Exercise goal: Count how many lines hold the string "分别连接直流电源的正", and give only that number.

-------- Records provided --------

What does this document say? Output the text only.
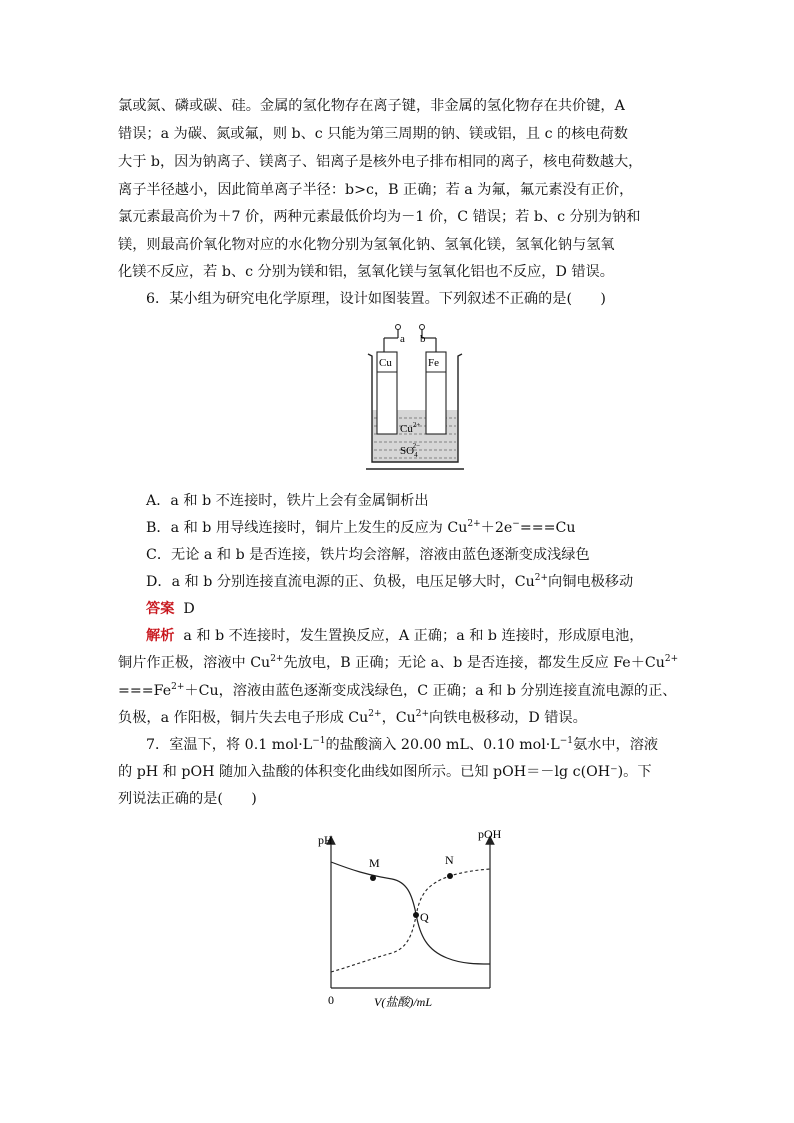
氯或氮、磷或碳、硅。金属的氢化物存在离子键，非金属的氢化物存在共价键，A
错误；a 为碳、氮或氟，则 b、c 只能为第三周期的钠、镁或铝，且 c 的核电荷数
大于 b，因为钠离子、镁离子、铝离子是核外电子排布相同的离子，核电荷数越大，
离子半径越小，因此简单离子半径：b>c，B 正确；若 a 为氟，氟元素没有正价，
氯元素最高价为＋7 价，两种元素最低价均为－1 价，C 错误；若 b、c 分别为钠和
镁，则最高价氧化物对应的水化物分别为氢氧化钠、氢氧化镁，氢氧化钠与氢氧
化镁不反应，若 b、c 分别为镁和铝，氢氧化镁与氢氧化铝也不反应，D 错误。
6．某小组为研究电化学原理，设计如图装置。下列叙述不正确的是(　　)
a b
Cu	Fe
$Cu^{2+}$
$SO_42-$
A．a 和 b 不连接时，铁片上会有金属铜析出
B．a 和 b 用导线连接时，铜片上发生的反应为 $Cu^{2+}+2e^-===Cu$
C．无论 a 和 b 是否连接，铁片均会溶解，溶液由蓝色逐渐变成浅绿色
D．a 和 b 分别连接直流电源的正、负极，电压足够大时，$Cu^{2+}$向铜电极移动
答案 D
解析 a 和 b 不连接时，发生置换反应，A 正确；a 和 b 连接时，形成原电池，
铜片作正极，溶液中 $Cu^{2+}$先放电，B 正确；无论 a、b 是否连接，都发生反应 $Fe+Cu^{2+}$
$===Fe^{2+}+Cu$，溶液由蓝色逐渐变成浅绿色，C 正确；a 和 b 分别连接直流电源的正、
负极，a 作阳极，铜片失去电子形成 $Cu^{2+}$，$Cu^{2+}$向铁电极移动，D 错误。
7．室温下，将 0.1 $mol\cdot L^{-1}$的盐酸滴入 20.00 mL、0.10 $mol\cdot L^{-1}$氨水中，溶液
的 pH 和 pOH 随加入盐酸的体积变化曲线如图所示。已知 pOH＝－lg c(OH⁻)。下
列说法正确的是(　　)
pH	pOH
0	V(盐酸)/mL
M	N
Q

--------

Completed task: 2